- _PROBLEM DETAILS_
Filter the records below down to lines containing "process".

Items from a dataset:
====

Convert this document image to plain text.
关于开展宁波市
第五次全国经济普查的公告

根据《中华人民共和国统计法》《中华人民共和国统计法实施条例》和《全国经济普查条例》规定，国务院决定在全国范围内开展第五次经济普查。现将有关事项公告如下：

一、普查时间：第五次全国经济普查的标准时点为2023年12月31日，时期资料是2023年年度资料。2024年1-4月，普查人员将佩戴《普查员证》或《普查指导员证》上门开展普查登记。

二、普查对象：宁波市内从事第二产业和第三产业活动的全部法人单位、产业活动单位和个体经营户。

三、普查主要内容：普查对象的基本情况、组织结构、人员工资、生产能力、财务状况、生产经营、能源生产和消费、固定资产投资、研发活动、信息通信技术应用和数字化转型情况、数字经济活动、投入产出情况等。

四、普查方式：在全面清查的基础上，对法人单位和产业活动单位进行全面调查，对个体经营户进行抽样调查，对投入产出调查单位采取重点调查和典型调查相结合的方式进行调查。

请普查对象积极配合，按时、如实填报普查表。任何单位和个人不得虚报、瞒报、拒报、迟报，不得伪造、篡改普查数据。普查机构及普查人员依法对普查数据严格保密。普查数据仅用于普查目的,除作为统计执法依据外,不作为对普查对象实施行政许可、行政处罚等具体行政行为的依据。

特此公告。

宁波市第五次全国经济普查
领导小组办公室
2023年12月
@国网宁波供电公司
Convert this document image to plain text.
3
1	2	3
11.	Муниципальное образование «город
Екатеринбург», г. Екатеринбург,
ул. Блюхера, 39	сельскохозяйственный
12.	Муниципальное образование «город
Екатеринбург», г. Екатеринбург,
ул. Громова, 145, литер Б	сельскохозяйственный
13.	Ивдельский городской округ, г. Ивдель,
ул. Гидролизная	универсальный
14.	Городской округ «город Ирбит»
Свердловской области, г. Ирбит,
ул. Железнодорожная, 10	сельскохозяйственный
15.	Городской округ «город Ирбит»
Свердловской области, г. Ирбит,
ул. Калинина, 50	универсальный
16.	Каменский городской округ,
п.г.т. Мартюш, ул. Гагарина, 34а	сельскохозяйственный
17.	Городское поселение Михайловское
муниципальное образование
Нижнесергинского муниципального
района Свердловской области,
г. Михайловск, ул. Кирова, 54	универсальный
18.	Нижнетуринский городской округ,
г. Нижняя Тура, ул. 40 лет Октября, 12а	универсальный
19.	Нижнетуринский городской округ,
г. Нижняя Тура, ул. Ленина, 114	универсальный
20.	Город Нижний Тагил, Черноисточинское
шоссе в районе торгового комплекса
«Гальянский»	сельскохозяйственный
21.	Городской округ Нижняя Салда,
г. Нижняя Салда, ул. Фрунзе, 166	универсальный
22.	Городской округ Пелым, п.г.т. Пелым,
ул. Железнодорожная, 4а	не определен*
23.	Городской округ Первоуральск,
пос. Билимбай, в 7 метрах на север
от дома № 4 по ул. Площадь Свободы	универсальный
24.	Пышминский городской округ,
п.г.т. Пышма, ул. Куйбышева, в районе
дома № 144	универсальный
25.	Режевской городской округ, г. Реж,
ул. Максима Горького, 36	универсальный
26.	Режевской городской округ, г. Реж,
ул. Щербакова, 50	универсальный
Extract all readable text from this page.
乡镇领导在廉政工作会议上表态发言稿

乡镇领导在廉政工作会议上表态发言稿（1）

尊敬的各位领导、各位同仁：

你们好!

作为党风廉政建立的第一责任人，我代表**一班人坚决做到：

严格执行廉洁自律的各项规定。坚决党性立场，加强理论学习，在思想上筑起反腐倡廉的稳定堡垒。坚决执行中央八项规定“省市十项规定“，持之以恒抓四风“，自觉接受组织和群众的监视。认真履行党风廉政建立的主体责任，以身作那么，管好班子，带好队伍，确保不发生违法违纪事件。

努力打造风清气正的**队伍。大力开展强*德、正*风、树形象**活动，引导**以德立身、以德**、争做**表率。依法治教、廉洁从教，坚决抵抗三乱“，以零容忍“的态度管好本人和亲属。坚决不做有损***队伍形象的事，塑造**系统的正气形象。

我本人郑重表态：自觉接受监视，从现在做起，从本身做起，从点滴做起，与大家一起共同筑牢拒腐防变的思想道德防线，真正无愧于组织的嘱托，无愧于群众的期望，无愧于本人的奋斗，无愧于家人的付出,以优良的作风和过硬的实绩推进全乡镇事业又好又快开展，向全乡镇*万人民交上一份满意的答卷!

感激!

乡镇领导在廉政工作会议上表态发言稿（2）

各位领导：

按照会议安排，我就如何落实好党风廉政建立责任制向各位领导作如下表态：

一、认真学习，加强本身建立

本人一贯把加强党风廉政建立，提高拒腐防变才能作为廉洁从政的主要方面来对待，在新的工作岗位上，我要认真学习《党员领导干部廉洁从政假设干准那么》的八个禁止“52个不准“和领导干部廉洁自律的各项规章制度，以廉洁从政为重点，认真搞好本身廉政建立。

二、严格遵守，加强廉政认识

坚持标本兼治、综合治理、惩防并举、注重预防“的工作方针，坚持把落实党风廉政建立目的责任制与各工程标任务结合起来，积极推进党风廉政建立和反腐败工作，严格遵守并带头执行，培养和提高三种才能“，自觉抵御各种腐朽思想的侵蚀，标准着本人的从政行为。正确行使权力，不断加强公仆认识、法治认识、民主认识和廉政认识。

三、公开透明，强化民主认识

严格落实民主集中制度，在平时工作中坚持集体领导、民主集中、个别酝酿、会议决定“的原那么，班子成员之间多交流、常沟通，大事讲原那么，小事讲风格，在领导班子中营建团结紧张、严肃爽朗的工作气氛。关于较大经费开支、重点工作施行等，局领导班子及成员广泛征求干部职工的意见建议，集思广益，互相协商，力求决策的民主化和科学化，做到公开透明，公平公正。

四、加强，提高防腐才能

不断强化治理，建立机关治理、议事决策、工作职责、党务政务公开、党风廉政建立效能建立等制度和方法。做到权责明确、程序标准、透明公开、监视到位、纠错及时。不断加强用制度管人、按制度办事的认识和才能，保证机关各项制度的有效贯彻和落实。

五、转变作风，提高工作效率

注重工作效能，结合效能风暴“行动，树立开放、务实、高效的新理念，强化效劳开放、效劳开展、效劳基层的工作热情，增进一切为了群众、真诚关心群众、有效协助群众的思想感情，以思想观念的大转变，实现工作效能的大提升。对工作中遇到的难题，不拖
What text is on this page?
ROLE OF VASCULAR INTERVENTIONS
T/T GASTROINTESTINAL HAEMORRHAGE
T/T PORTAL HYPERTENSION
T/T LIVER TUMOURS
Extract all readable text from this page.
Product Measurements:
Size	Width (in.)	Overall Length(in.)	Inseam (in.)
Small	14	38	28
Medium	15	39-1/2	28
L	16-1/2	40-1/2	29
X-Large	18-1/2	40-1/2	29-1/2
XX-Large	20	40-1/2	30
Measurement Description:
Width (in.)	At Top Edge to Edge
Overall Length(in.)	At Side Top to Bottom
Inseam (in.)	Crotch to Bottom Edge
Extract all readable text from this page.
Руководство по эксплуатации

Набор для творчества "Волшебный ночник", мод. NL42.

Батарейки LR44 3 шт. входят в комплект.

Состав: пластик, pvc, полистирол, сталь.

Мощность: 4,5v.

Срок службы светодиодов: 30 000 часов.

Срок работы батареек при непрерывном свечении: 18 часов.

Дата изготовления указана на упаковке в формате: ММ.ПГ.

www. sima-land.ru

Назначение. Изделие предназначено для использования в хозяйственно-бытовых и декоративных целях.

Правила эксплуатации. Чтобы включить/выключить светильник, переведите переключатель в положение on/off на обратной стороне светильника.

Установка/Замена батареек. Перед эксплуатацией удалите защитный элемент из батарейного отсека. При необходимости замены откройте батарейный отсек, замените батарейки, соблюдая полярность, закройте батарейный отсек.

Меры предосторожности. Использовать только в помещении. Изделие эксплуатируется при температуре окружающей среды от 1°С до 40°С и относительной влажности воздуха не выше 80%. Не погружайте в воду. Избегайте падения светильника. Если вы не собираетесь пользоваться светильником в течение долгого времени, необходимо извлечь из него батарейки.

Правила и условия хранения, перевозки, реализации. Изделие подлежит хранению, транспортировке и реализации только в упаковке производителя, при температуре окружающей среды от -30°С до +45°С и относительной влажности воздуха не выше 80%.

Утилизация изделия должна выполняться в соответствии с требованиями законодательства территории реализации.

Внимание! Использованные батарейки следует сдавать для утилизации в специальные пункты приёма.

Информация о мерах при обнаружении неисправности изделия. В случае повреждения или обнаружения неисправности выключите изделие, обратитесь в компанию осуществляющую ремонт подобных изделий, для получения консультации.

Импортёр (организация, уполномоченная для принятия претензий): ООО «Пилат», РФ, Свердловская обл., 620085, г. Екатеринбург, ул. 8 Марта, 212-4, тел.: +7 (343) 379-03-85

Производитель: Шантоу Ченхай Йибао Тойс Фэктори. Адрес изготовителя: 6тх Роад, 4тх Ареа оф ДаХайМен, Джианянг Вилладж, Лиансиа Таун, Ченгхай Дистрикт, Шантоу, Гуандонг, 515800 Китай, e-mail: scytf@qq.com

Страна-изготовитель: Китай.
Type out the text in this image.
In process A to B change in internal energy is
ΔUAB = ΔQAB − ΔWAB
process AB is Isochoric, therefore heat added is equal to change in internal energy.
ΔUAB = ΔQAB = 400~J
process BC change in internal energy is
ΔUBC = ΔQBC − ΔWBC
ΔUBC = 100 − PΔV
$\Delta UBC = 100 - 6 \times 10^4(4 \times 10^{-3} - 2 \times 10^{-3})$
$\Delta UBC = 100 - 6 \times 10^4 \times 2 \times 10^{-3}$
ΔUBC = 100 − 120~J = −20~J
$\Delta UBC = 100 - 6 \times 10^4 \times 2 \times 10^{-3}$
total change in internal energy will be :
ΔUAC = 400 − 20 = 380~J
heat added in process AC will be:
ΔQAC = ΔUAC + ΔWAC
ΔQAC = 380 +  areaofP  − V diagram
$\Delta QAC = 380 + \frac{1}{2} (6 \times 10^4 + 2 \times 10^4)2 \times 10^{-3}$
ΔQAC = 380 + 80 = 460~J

====

- _EXERCISE RESPONSE_
In process A to B change in internal energy is
process AB is Isochoric, therefore heat added is equal to change in internal energy.
process BC change in internal energy is
heat added in process AC will be:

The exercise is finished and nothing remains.